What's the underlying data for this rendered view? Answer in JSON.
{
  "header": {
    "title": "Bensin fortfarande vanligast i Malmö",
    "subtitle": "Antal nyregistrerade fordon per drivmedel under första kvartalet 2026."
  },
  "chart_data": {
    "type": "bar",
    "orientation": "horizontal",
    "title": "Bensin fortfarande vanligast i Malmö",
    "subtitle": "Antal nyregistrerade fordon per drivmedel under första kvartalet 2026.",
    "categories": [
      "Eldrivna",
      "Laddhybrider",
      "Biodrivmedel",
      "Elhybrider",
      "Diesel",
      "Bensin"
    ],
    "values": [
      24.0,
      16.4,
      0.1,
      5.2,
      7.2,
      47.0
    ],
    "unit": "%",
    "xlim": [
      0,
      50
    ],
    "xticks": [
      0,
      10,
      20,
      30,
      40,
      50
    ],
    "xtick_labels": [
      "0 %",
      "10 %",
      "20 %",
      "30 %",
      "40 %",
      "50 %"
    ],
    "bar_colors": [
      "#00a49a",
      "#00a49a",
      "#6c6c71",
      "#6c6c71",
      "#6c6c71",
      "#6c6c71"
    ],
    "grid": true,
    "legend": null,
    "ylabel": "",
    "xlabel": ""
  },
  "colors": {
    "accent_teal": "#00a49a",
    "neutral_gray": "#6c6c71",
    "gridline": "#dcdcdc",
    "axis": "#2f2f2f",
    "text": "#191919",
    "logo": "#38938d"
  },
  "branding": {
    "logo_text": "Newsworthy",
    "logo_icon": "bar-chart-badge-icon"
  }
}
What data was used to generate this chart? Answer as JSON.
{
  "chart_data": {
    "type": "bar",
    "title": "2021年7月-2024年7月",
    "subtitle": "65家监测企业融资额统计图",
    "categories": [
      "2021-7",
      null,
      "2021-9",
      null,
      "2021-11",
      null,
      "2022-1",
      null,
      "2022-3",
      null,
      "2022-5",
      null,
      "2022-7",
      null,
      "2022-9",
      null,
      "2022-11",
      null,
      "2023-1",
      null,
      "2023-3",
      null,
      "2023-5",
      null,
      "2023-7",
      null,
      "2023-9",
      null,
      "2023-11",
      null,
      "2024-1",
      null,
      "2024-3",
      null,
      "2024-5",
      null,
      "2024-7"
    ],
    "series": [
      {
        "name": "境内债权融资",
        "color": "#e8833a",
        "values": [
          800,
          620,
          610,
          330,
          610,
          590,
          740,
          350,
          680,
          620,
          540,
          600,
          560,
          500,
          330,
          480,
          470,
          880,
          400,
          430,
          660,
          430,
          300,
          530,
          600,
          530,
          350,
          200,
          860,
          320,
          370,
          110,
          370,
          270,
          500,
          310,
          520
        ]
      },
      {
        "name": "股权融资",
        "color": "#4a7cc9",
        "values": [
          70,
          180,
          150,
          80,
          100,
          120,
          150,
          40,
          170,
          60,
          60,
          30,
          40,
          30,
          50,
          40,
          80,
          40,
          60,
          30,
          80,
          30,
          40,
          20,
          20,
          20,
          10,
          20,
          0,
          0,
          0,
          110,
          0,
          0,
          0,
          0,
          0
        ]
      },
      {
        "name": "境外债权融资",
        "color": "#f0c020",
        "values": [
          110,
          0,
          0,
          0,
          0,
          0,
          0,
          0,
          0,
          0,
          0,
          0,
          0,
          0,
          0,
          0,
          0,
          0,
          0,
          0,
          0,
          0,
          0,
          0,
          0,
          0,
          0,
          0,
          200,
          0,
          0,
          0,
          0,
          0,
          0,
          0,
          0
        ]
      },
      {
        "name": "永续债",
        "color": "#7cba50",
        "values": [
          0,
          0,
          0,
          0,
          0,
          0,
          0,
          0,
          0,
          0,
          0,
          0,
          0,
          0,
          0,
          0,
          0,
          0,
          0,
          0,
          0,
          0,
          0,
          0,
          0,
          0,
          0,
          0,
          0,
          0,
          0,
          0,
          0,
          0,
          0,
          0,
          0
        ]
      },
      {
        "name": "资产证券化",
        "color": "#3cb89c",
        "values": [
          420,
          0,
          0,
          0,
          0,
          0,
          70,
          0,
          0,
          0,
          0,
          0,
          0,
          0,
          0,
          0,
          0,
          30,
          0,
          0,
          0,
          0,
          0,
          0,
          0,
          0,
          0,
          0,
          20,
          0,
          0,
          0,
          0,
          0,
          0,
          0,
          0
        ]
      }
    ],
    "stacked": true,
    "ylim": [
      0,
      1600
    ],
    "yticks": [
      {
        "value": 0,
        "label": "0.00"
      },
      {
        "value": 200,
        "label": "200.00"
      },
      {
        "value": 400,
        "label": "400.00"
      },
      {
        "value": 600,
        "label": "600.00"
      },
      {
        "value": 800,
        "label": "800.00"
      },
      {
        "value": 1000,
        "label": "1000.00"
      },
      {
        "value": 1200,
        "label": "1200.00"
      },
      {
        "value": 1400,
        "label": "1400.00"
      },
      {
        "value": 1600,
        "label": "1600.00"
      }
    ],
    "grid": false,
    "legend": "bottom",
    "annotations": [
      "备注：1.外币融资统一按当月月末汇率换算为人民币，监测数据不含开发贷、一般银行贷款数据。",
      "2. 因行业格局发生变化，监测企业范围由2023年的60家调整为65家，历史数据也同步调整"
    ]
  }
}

---------------

* What to do
Find each line that has the word "fordon", then copy it out.

* Task response
    "subtitle": "Antal nyregistrerade fordon per drivmedel under första kvartalet 2026."
    "subtitle": "Antal nyregistrerade fordon per drivmedel under första kvartalet 2026.",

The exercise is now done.